◆ Task statement
Every entry that follows needs to be repeated exactly.

◆ Information shown
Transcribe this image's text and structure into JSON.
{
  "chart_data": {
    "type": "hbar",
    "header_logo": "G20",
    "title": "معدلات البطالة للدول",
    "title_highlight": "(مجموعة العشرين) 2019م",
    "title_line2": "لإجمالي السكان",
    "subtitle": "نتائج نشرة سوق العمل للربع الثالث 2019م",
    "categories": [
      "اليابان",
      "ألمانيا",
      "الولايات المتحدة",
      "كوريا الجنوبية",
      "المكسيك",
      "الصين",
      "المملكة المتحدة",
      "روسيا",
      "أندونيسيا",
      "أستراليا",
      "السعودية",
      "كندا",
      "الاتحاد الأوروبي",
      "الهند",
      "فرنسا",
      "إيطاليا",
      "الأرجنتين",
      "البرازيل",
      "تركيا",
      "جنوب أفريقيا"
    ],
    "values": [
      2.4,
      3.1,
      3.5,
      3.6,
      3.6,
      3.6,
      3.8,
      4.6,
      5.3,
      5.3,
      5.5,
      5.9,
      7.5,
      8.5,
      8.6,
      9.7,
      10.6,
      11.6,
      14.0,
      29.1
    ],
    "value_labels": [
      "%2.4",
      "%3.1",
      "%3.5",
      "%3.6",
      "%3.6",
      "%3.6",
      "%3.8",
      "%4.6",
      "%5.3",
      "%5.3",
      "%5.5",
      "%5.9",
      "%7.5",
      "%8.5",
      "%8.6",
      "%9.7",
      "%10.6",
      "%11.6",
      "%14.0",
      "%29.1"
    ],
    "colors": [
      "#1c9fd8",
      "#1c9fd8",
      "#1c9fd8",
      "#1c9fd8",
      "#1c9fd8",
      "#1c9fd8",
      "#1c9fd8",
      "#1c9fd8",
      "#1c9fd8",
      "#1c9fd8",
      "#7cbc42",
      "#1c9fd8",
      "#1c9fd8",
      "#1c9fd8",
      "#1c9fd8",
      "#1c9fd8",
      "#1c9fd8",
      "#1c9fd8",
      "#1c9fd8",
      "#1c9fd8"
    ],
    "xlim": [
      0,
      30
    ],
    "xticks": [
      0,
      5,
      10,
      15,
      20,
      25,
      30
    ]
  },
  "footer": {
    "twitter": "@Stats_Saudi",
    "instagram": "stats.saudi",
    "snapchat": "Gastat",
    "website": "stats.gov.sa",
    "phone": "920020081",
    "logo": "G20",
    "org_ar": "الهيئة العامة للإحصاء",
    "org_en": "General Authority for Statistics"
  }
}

◆ Expected answer
Transcribe this image's text and structure into JSON.
{
  "chart_data": {
    "type": "hbar",
    "header_logo": "G20",
    "title": "معدلات البطالة للدول",
    "title_highlight": "(مجموعة العشرين) 2019م",
    "title_line2": "لإجمالي السكان",
    "subtitle": "نتائج نشرة سوق العمل للربع الثالث 2019م",
    "categories": [
      "اليابان",
      "ألمانيا",
      "الولايات المتحدة",
      "كوريا الجنوبية",
      "المكسيك",
      "الصين",
      "المملكة المتحدة",
      "روسيا",
      "أندونيسيا",
      "أستراليا",
      "السعودية",
      "كندا",
      "الاتحاد الأوروبي",
      "الهند",
      "فرنسا",
      "إيطاليا",
      "الأرجنتين",
      "البرازيل",
      "تركيا",
      "جنوب أفريقيا"
    ],
    "values": [
      2.4,
      3.1,
      3.5,
      3.6,
      3.6,
      3.6,
      3.8,
      4.6,
      5.3,
      5.3,
      5.5,
      5.9,
      7.5,
      8.5,
      8.6,
      9.7,
      10.6,
      11.6,
      14.0,
      29.1
    ],
    "value_labels": [
      "%2.4",
      "%3.1",
      "%3.5",
      "%3.6",
      "%3.6",
      "%3.6",
      "%3.8",
      "%4.6",
      "%5.3",
      "%5.3",
      "%5.5",
      "%5.9",
      "%7.5",
      "%8.5",
      "%8.6",
      "%9.7",
      "%10.6",
      "%11.6",
      "%14.0",
      "%29.1"
    ],
    "colors": [
      "#1c9fd8",
      "#1c9fd8",
      "#1c9fd8",
      "#1c9fd8",
      "#1c9fd8",
      "#1c9fd8",
      "#1c9fd8",
      "#1c9fd8",
      "#1c9fd8",
      "#1c9fd8",
      "#7cbc42",
      "#1c9fd8",
      "#1c9fd8",
      "#1c9fd8",
      "#1c9fd8",
      "#1c9fd8",
      "#1c9fd8",
      "#1c9fd8",
      "#1c9fd8",
      "#1c9fd8"
    ],
    "xlim": [
      0,
      30
    ],
    "xticks": [
      0,
      5,
      10,
      15,
      20,
      25,
      30
    ]
  },
  "footer": {
    "twitter": "@Stats_Saudi",
    "instagram": "stats.saudi",
    "snapchat": "Gastat",
    "website": "stats.gov.sa",
    "phone": "920020081",
    "logo": "G20",
    "org_ar": "الهيئة العامة للإحصاء",
    "org_en": "General Authority for Statistics"
  }
}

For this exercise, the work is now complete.